_YOUR OBJECTIVE_
Please write out the data below word for word, leaving out the pictures.

_WORKING DATA_
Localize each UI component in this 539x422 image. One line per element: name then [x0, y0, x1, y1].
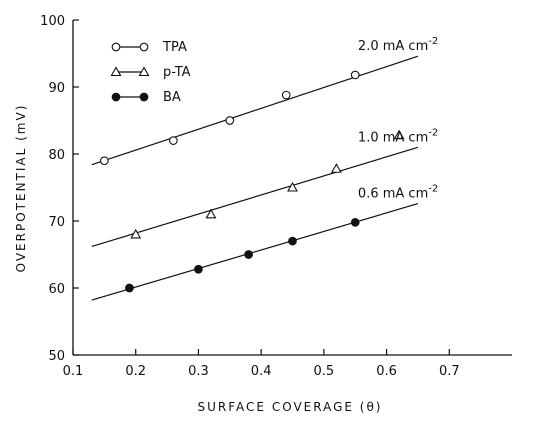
y-tick-label: 100	[40, 14, 65, 29]
point-ba	[194, 264, 203, 274]
x-axis-title: SURFACE COVERAGE (θ)	[198, 400, 383, 414]
y-ticks: 50 60 70 80 90 100	[40, 14, 79, 364]
y-tick-label: 50	[48, 349, 65, 364]
x-tick-label: 0.2	[125, 364, 146, 379]
y-axis-title: OVERPOTENTIAL (mV)	[14, 104, 28, 273]
series-annotation-tpa: 2.0 mA cm-2	[358, 36, 438, 54]
point-p-ta	[205, 208, 217, 219]
point-tpa	[225, 116, 235, 125]
data-points	[100, 70, 405, 293]
series-annotation-ba: 0.6 mA cm-2	[358, 184, 438, 202]
y-tick-label: 70	[48, 215, 65, 230]
point-tpa	[281, 90, 291, 100]
legend: TPA p-TA BA	[110, 40, 191, 105]
y-tick-label: 60	[48, 282, 65, 297]
point-ba	[125, 283, 134, 293]
legend-label-p-ta: p-TA	[163, 65, 191, 80]
point-p-ta	[130, 228, 142, 239]
fit-line-ba	[91, 203, 419, 301]
x-tick-label: 0.1	[63, 364, 84, 379]
point-tpa	[350, 70, 360, 80]
legend-label-ba: BA	[163, 90, 181, 105]
point-tpa	[168, 136, 178, 145]
series-annotations: 2.0 mA cm-2 1.0 mA cm-2 0.6 mA cm-2	[358, 36, 438, 201]
legend-item-ba: BA	[111, 90, 181, 105]
x-tick-label: 0.3	[188, 364, 209, 379]
series-annotation-p-ta: 1.0 mA cm-2	[358, 127, 438, 145]
point-ba	[244, 250, 253, 259]
fit-line-p-ta	[91, 146, 419, 248]
point-ba	[288, 236, 297, 246]
legend-label-tpa: TPA	[162, 40, 187, 55]
point-p-ta	[393, 129, 405, 140]
x-tick-label: 0.6	[376, 364, 397, 379]
x-tick-label: 0.4	[251, 364, 272, 379]
y-tick-label: 80	[48, 148, 65, 163]
fit-line-tpa	[91, 55, 419, 166]
point-tpa	[100, 156, 109, 166]
x-tick-label: 0.7	[439, 364, 460, 379]
legend-item-p-ta: p-TA	[110, 65, 191, 80]
point-p-ta	[330, 163, 342, 173]
point-ba	[350, 217, 360, 227]
x-tick-label: 0.5	[314, 364, 335, 379]
x-ticks: 0.1 0.2 0.3 0.4 0.5 0.6 0.7	[63, 349, 460, 379]
point-p-ta	[287, 181, 298, 192]
y-tick-label: 90	[48, 81, 65, 96]
legend-item-tpa: TPA	[111, 40, 187, 55]
fit-lines	[91, 55, 419, 301]
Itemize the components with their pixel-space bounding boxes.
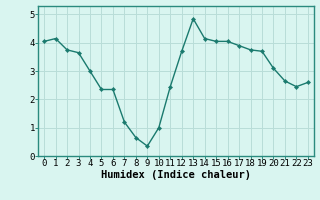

_TASK RESULT_
Localize each UI component in this 539x422 image. One line per element: name then [x0, y0, x1, y1].
y-tick-label: 100	[40, 14, 65, 29]
point-ba	[194, 264, 203, 274]
x-axis-title: SURFACE COVERAGE (θ)	[198, 400, 383, 414]
y-ticks: 50 60 70 80 90 100	[40, 14, 79, 364]
y-tick-label: 50	[48, 349, 65, 364]
x-tick-label: 0.2	[125, 364, 146, 379]
y-axis-title: OVERPOTENTIAL (mV)	[14, 104, 28, 273]
series-annotation-tpa: 2.0 mA cm-2	[358, 36, 438, 54]
point-p-ta	[205, 208, 217, 219]
point-tpa	[225, 116, 235, 125]
data-points	[100, 70, 405, 293]
series-annotation-ba: 0.6 mA cm-2	[358, 184, 438, 202]
y-tick-label: 70	[48, 215, 65, 230]
point-tpa	[281, 90, 291, 100]
legend: TPA p-TA BA	[110, 40, 191, 105]
y-tick-label: 60	[48, 282, 65, 297]
point-ba	[125, 283, 134, 293]
legend-label-p-ta: p-TA	[163, 65, 191, 80]
point-p-ta	[130, 228, 142, 239]
fit-line-ba	[91, 203, 419, 301]
x-tick-label: 0.1	[63, 364, 84, 379]
point-tpa	[350, 70, 360, 80]
legend-label-ba: BA	[163, 90, 181, 105]
point-tpa	[168, 136, 178, 145]
series-annotations: 2.0 mA cm-2 1.0 mA cm-2 0.6 mA cm-2	[358, 36, 438, 201]
legend-item-ba: BA	[111, 90, 181, 105]
x-tick-label: 0.3	[188, 364, 209, 379]
series-annotation-p-ta: 1.0 mA cm-2	[358, 127, 438, 145]
point-ba	[244, 250, 253, 259]
fit-line-p-ta	[91, 146, 419, 248]
point-ba	[288, 236, 297, 246]
legend-label-tpa: TPA	[162, 40, 187, 55]
point-p-ta	[393, 129, 405, 140]
x-tick-label: 0.6	[376, 364, 397, 379]
x-tick-label: 0.4	[251, 364, 272, 379]
y-tick-label: 80	[48, 148, 65, 163]
fit-line-tpa	[91, 55, 419, 166]
point-tpa	[100, 156, 109, 166]
x-tick-label: 0.7	[439, 364, 460, 379]
legend-item-p-ta: p-TA	[110, 65, 191, 80]
point-p-ta	[330, 163, 342, 173]
point-ba	[350, 217, 360, 227]
x-tick-label: 0.5	[314, 364, 335, 379]
x-ticks: 0.1 0.2 0.3 0.4 0.5 0.6 0.7	[63, 349, 460, 379]
point-p-ta	[287, 181, 298, 192]
y-tick-label: 90	[48, 81, 65, 96]
legend-item-tpa: TPA	[111, 40, 187, 55]
fit-lines	[91, 55, 419, 301]
Itemize the components with their pixel-space bounding boxes.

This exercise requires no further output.